§ **WRITTEN PROBLEM**
Collect every line in the records below that contains the word "JSON".

Entries from a visual dataset:
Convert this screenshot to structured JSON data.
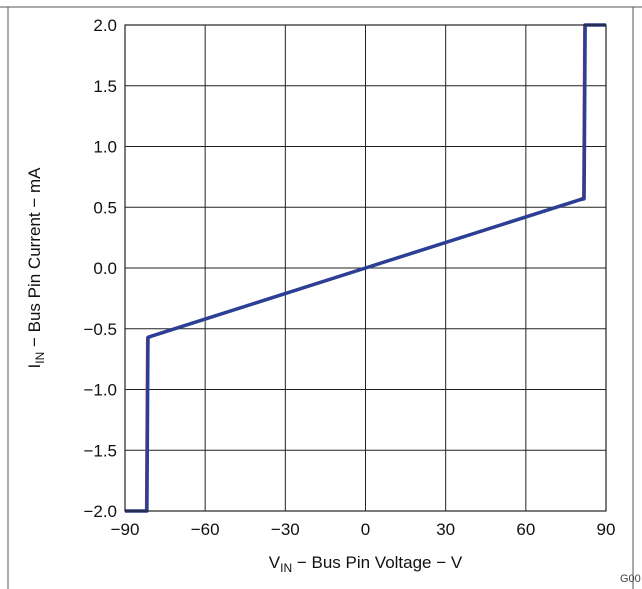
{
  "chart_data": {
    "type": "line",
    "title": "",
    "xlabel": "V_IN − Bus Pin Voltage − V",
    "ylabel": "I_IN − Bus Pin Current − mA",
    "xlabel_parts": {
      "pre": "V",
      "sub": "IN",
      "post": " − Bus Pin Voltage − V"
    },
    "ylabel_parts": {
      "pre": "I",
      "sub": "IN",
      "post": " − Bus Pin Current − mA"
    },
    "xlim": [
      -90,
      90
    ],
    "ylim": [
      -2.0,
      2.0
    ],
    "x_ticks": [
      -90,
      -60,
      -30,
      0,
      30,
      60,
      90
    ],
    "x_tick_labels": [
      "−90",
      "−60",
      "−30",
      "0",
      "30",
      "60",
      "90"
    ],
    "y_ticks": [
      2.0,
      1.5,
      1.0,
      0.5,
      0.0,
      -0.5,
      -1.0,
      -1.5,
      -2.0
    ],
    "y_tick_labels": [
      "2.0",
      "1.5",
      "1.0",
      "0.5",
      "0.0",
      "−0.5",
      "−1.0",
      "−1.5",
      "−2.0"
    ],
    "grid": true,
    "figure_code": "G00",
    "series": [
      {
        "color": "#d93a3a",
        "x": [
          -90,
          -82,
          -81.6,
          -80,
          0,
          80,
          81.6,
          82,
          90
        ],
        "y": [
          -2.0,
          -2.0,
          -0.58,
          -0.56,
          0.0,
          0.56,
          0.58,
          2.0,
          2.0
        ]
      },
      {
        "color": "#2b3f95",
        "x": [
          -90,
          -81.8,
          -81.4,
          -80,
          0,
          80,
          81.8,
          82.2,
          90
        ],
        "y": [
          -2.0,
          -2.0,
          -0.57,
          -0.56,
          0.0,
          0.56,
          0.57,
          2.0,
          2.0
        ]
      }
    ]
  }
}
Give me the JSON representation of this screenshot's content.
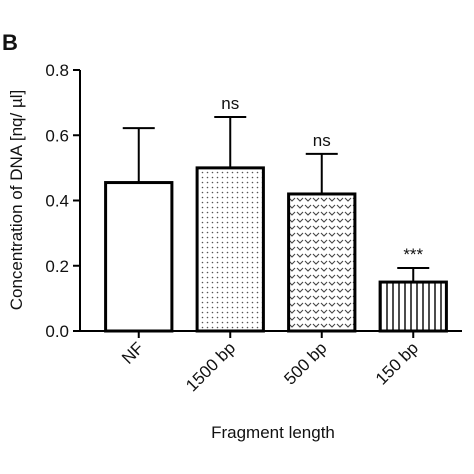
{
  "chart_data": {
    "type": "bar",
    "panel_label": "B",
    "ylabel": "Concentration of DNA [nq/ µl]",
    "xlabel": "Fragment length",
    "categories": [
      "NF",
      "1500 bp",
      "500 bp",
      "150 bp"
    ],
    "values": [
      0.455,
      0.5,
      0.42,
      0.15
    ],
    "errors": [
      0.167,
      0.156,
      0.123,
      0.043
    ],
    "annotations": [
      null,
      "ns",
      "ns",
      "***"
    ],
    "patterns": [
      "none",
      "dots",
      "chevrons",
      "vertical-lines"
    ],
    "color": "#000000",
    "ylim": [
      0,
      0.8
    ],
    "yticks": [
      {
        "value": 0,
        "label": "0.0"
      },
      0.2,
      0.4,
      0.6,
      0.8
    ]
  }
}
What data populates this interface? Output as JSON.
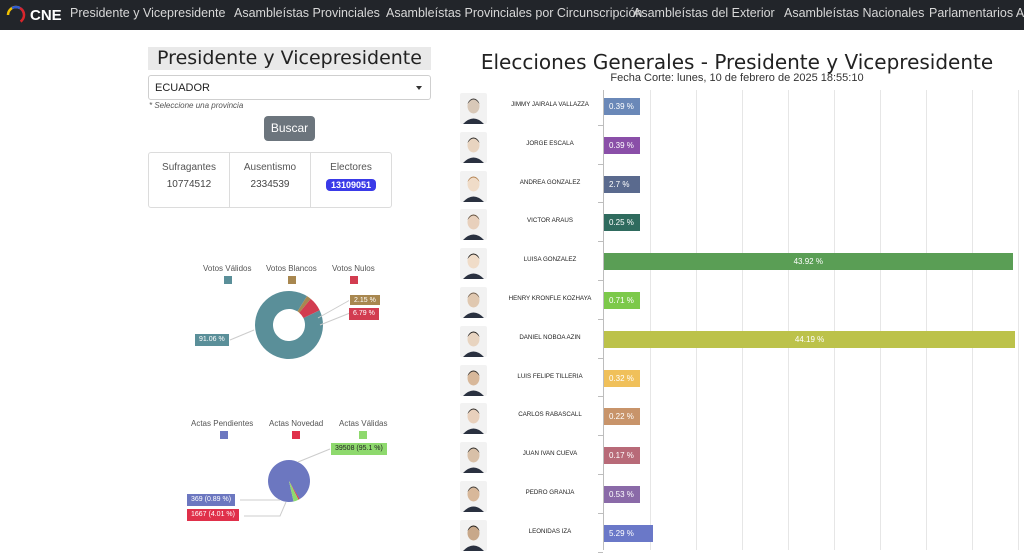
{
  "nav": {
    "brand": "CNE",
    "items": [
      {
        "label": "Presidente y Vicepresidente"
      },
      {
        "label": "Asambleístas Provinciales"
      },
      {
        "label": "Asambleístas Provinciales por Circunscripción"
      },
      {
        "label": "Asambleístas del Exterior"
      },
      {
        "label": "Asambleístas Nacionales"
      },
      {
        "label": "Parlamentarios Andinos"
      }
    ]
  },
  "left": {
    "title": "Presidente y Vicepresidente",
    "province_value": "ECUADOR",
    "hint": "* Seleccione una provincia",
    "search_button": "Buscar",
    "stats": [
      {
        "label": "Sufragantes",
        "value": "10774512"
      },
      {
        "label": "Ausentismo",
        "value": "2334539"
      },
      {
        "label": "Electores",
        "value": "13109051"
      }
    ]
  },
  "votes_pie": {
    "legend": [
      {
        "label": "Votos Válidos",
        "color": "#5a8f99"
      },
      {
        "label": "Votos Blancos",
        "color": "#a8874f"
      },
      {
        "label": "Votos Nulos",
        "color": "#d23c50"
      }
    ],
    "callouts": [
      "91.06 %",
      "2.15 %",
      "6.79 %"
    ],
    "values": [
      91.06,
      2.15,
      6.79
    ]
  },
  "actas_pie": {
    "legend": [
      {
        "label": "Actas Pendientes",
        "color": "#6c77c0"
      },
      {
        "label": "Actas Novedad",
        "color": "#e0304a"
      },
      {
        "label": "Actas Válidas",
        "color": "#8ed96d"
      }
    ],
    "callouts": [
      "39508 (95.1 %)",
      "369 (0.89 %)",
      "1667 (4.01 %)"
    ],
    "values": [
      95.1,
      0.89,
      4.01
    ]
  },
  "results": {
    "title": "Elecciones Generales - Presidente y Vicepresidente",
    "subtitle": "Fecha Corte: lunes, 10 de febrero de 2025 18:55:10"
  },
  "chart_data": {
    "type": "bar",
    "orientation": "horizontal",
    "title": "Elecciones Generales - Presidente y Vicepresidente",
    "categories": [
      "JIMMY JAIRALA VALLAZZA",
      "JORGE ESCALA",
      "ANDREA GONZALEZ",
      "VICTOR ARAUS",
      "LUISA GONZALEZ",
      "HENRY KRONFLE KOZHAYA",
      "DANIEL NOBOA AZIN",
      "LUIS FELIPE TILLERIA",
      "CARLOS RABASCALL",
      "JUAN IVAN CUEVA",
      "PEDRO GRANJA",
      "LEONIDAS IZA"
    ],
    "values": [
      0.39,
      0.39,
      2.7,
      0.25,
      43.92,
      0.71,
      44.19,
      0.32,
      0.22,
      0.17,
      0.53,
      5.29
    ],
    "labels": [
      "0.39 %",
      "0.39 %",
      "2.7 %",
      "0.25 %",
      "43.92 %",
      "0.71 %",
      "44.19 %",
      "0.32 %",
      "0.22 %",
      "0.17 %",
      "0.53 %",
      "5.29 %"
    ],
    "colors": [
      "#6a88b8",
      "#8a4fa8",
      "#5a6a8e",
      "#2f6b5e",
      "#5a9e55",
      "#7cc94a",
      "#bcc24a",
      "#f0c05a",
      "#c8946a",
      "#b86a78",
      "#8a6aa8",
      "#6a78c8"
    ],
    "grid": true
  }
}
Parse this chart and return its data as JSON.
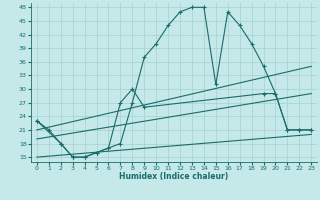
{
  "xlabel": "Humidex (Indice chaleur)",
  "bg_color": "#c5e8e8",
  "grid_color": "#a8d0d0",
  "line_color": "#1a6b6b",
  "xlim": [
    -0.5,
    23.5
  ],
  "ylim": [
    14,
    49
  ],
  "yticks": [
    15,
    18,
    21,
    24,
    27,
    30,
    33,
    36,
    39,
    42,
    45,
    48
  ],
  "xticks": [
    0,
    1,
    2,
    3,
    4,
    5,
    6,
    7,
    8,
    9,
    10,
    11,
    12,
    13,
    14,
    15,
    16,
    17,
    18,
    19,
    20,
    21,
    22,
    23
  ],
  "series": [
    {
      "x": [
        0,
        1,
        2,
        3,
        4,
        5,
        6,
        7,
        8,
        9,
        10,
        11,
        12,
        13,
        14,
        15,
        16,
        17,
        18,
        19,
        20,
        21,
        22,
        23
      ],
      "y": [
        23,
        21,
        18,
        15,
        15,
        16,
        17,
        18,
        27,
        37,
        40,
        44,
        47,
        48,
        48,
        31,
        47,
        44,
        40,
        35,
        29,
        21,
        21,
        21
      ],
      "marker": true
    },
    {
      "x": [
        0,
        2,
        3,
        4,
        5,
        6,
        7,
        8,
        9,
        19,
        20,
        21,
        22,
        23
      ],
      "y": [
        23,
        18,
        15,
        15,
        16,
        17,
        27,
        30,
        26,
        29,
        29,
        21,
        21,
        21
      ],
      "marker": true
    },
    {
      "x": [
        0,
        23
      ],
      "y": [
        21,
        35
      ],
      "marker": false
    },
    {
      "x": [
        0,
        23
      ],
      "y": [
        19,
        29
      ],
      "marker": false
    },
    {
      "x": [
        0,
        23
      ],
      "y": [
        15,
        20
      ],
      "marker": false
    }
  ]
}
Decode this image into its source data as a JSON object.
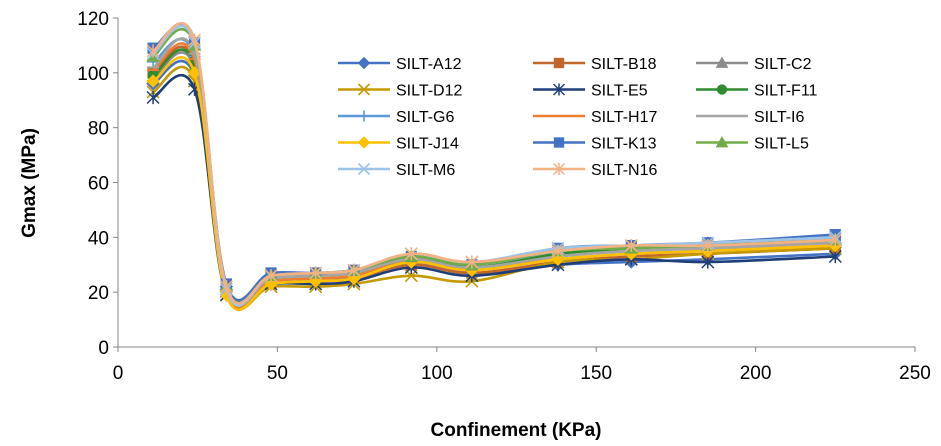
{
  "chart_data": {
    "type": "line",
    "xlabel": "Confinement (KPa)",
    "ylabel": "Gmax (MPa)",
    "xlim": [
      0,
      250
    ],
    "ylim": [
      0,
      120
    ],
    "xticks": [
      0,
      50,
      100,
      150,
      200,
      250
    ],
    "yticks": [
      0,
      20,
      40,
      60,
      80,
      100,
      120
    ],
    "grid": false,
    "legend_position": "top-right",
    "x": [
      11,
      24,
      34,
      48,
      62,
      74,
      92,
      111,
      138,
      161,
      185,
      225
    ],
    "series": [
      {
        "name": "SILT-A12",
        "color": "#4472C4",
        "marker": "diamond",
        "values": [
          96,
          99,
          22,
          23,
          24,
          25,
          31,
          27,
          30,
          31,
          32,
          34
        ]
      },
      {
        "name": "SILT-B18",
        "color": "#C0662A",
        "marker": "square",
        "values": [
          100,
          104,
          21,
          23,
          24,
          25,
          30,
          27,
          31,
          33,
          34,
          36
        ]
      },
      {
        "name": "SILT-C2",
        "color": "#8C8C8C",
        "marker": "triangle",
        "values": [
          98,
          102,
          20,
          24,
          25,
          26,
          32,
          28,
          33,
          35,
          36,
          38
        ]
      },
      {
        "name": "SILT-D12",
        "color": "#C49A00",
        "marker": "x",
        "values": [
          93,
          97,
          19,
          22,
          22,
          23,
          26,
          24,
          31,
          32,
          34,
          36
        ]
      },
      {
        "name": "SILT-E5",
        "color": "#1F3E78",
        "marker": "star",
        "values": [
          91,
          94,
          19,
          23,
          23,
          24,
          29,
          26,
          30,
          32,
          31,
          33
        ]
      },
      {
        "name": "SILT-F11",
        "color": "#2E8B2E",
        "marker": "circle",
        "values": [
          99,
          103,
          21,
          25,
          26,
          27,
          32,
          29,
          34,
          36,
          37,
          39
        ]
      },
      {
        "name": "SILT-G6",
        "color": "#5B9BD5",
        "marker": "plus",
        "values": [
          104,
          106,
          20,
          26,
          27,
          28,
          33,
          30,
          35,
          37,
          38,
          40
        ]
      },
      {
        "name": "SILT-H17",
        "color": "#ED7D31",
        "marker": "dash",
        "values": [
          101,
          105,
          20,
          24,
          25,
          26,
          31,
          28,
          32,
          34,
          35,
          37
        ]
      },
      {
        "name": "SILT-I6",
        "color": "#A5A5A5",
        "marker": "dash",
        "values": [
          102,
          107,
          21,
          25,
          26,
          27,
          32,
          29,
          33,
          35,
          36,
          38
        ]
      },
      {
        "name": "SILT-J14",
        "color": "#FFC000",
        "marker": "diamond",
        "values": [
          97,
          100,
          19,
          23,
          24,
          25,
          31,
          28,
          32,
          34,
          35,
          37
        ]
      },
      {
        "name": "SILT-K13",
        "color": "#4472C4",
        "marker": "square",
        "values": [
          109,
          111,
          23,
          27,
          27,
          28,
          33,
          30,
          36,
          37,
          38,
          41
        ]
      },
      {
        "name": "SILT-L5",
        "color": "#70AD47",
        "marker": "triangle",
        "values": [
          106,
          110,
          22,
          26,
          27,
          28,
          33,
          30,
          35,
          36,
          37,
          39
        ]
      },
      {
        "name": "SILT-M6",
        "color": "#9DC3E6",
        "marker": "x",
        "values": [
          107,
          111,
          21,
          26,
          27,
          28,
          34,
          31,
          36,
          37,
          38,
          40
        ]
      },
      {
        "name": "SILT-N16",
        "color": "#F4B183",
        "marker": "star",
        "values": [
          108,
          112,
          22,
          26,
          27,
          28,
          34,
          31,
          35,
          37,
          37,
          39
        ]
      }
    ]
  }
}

§ **ANSWER IN FULL**
Convert this screenshot to structured JSON data.
Give me the JSON representation of this screenshot's content.
What data populates this interface? Output as JSON.
Parse this chart and return its data as JSON.
Decode this image into its source data as a JSON object.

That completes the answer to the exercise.